Exercise =>
Wherever the word "Figure" shows up in a line, please copy that line.

□ □ □ □ □

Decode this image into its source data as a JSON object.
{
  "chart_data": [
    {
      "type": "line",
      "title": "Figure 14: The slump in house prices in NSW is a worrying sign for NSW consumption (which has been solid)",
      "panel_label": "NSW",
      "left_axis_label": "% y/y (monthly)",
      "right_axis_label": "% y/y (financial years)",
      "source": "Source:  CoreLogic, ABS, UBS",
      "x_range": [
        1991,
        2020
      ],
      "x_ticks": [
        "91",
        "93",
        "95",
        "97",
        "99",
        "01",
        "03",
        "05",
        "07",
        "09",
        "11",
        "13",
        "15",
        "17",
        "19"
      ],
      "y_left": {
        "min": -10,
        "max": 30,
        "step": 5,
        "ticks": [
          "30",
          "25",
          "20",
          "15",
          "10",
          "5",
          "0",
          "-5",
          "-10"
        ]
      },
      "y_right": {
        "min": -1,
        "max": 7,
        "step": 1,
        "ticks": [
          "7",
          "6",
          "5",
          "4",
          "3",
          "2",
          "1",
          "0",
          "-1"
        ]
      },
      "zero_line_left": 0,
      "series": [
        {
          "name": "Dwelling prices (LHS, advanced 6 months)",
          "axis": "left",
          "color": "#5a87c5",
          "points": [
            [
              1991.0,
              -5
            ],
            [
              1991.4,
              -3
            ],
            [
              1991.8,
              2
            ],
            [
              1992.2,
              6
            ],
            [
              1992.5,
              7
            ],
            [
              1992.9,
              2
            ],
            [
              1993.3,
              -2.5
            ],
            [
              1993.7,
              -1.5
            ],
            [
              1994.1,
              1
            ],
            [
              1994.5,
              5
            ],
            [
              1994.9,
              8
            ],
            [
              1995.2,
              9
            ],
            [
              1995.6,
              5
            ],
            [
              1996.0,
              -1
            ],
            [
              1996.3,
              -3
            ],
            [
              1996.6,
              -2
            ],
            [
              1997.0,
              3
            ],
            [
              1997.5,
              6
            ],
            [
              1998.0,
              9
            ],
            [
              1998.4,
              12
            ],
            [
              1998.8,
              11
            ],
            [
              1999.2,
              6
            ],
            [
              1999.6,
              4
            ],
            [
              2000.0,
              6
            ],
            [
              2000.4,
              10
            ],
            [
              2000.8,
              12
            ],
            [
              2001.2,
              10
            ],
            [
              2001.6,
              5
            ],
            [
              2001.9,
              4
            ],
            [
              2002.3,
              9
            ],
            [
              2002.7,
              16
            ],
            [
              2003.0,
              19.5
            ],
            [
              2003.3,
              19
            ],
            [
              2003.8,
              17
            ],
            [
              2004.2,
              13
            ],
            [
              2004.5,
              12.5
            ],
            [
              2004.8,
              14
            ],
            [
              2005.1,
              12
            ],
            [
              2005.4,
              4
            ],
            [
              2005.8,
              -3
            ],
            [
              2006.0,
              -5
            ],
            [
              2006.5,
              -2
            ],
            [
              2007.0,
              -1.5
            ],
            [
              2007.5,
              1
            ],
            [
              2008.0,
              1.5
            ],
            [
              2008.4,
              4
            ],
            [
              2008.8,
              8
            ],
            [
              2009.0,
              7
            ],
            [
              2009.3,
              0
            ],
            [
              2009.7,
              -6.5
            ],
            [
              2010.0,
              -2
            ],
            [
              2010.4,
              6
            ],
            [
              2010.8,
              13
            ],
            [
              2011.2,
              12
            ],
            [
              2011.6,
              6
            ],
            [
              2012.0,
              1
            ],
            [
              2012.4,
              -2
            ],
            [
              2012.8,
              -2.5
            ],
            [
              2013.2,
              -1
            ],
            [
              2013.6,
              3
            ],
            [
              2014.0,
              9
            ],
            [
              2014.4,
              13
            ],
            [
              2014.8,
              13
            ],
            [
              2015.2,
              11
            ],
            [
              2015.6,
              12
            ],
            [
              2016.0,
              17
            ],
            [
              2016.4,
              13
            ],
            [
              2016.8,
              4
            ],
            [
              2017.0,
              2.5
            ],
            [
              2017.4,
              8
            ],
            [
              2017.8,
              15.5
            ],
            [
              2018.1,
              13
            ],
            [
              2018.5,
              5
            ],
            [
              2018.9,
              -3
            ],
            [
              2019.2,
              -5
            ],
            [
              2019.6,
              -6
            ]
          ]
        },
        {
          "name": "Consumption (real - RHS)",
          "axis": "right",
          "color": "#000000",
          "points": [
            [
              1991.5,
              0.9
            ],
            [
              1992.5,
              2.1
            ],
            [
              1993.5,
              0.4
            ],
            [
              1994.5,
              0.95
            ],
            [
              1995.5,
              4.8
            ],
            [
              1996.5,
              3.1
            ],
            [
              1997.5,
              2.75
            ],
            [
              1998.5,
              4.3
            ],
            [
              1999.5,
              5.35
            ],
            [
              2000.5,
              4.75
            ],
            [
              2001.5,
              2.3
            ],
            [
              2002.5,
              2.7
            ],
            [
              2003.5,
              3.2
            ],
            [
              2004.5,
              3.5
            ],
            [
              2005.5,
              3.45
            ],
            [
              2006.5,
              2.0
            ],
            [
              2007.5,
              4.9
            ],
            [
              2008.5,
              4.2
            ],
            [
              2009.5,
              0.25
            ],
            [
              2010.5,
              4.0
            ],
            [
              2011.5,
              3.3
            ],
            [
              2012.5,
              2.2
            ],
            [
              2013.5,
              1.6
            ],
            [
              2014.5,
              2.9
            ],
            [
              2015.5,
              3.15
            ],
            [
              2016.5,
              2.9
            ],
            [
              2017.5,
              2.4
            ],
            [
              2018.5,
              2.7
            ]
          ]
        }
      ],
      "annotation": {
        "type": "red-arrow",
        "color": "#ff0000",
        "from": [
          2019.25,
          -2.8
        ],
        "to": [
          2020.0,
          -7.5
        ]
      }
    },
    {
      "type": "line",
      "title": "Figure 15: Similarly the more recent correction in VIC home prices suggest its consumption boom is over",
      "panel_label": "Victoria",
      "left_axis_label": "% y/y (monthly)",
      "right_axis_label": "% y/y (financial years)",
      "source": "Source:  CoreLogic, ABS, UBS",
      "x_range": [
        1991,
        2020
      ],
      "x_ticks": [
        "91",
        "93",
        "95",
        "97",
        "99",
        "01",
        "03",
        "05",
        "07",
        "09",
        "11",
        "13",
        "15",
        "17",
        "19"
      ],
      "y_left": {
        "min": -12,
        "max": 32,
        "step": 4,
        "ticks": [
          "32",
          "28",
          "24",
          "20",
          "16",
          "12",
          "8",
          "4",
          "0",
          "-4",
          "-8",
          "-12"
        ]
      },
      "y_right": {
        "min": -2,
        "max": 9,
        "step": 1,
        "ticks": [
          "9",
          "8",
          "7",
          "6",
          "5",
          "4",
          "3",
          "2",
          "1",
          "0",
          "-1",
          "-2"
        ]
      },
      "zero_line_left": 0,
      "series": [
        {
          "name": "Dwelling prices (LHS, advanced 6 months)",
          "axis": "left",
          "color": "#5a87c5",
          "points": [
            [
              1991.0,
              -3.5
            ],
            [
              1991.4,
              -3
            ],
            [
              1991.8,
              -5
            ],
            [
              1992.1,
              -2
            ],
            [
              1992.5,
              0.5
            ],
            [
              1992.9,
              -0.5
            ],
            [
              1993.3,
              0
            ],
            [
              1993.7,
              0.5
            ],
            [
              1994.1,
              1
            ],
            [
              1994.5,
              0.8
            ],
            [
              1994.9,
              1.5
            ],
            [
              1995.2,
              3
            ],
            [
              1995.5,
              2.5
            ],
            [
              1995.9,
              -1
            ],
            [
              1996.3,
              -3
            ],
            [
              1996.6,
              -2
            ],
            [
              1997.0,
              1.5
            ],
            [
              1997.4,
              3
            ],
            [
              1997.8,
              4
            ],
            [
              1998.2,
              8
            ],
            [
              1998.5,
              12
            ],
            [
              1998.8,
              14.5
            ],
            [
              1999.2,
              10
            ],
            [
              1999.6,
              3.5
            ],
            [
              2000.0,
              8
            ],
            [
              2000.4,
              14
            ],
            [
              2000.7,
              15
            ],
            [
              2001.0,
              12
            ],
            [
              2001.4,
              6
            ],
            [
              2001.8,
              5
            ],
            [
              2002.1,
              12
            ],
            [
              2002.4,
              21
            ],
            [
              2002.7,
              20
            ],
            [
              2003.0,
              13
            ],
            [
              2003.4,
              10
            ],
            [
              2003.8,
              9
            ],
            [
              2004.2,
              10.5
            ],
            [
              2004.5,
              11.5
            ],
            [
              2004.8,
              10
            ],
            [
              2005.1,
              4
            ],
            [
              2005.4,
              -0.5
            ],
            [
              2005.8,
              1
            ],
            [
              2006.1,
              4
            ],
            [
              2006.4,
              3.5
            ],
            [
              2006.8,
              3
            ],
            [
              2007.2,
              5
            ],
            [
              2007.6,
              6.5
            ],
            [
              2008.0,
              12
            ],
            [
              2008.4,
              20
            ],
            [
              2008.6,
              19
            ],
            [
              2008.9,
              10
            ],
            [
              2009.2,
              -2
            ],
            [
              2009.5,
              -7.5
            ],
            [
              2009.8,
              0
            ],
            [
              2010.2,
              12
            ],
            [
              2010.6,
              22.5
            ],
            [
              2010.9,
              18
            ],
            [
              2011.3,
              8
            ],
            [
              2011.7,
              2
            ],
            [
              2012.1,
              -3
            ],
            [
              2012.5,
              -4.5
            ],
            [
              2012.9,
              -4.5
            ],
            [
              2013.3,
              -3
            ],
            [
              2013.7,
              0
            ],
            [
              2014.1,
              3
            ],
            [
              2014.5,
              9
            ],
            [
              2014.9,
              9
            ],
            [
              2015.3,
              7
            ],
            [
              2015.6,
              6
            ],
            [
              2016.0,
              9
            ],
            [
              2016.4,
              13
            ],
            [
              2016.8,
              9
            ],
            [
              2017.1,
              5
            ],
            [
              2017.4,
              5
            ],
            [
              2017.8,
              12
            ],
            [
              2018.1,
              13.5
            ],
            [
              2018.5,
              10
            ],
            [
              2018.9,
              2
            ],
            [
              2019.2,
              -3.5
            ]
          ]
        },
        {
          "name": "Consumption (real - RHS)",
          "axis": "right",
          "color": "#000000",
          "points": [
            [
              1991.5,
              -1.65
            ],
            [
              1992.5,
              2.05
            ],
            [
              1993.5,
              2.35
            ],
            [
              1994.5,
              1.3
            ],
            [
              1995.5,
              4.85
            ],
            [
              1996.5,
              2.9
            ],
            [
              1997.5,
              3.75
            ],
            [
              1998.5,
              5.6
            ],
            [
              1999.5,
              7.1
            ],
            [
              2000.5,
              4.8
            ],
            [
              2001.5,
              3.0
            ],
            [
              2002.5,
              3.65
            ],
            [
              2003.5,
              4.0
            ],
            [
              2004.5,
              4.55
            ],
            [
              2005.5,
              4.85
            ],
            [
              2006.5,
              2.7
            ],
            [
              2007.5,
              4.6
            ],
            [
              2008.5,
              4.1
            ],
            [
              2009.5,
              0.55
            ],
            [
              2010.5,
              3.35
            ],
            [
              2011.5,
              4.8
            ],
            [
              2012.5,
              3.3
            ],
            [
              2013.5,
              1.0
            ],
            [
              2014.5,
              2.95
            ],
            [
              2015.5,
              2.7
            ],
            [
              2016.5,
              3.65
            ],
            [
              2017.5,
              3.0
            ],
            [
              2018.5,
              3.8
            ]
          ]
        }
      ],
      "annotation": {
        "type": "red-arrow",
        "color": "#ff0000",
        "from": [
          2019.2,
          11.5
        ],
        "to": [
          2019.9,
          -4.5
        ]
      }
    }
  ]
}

□ □ □ □ □

Written solution =>
      "title": "Figure 14: The slump in house prices in NSW is a worrying sign for NSW consumption (which has been solid)",
      "title": "Figure 15: Similarly the more recent correction in VIC home prices suggest its consumption boom is over",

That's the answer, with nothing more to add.